(Document segment):
■ ■ ■ ■
I'm currently using GCC, but I discovered Clang recently and I'm pondering switching. There is one deciding factor though - quality (speed, memory footprint, reliability) of binaries it produces - if gcc -O3can produce a binary that runs 1% faster or takes 1% less memory, it's a deal-breaker.

Clang boasts better compile speeds and lower compile-time memory footprint than GCC, but I'm really interested in benchmarks/comparisons of resulting compiled software - could you point me to some or describe your experiences?

+4  A: 

The only way to determine this is to try it. FWIW I have seen some really good improvements using Apple's LLVM gcc 4.2 compared to the regular gcc 4.2 (for x86-64 code with quite a lot of SSE), but YMMV for different code bases. Assuming you're working with x86/x86-64 and that you really do care about the last few percent then you ought to try Intel's ICC too, as this can often beat gcc - you can get a 30 day evaluation license from intel.com and try it.

Paul R
+8  A: 

Phoronix did some benchmarks about this, but it is about a snapshot version of Clang/LLVM from a few months back. The results being that things were more-or-less a push; neither GCC nor Clang is definitively better in all cases.
■ ■ ■ ■
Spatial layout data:
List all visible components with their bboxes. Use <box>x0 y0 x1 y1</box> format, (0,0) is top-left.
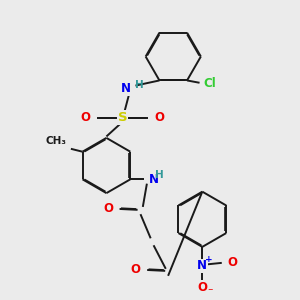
Text: +: + <box>205 255 212 264</box>
Text: N: N <box>149 173 159 186</box>
Text: N: N <box>121 82 131 95</box>
Text: H: H <box>155 170 164 180</box>
Text: CH₃: CH₃ <box>46 136 67 146</box>
Text: Cl: Cl <box>203 77 216 90</box>
Text: O: O <box>130 263 140 276</box>
Text: O: O <box>154 111 164 124</box>
Text: N: N <box>197 259 207 272</box>
Text: S: S <box>118 111 127 124</box>
Text: O: O <box>227 256 237 269</box>
Text: ⁻: ⁻ <box>208 287 213 297</box>
Text: O: O <box>80 111 90 124</box>
Text: O: O <box>197 281 207 294</box>
Text: H: H <box>135 80 144 90</box>
Text: O: O <box>103 202 113 215</box>
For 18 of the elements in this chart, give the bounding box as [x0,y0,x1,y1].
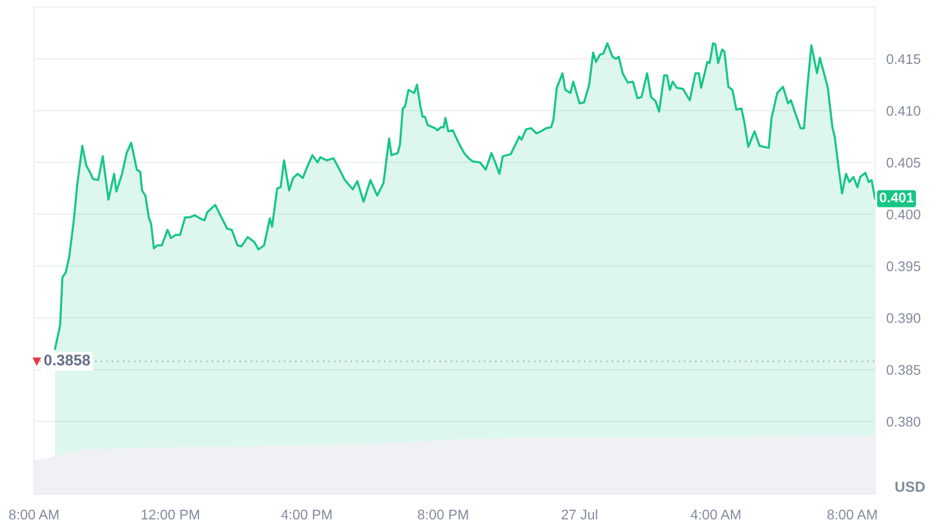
■ ■ ■ ■
(What needs to be done): Continue the GCC-versus-Clang discussion from its last sentence. The data above is not needed for this exercise.

(Response for this exercise):
Since you'd use the latest Clang, it's maybe a little less relevant. Then again, GCC 4.6 is slated to have some major optimizations for Core 2 and i7, apparently.

I figure Clang's faster compilation speed will be nicer for original developers, and then when you push the code out into the world, Linux distro/BSD/etc. end-users will use GCC for the faster binaries.

Cirno de Bergerac
Ha, beat me by a few seconds.
mcandre
Just today i run a few benchmarks on Clang compilation speed and it's very disappointing for pure C. Compiling 35 C files with 270 KLOC clang was only 25% faster. When i see how fast tinycc is on linux it is a bad result for a new written compiler. It gets better when using optimizations -O2/-O3 but since they are used for release build the compiler performance does not matter in this cases.
Lothar
+5  A: 

The fact that Clang compiles code faster may not be as important as the speed of the resulting binary. However, here is a series of benchmarks.

mcandre
@mcandre: Actually it does. During development the compilation time (and the consumption of resources due to compilation) are much more of a bottleneck than the binary performance. After all, we compile in Debug mode at this stage. It's only when comes the stage to test and ship that you switch to Release mode and try to get as fast possible a binary.
Matthieu M.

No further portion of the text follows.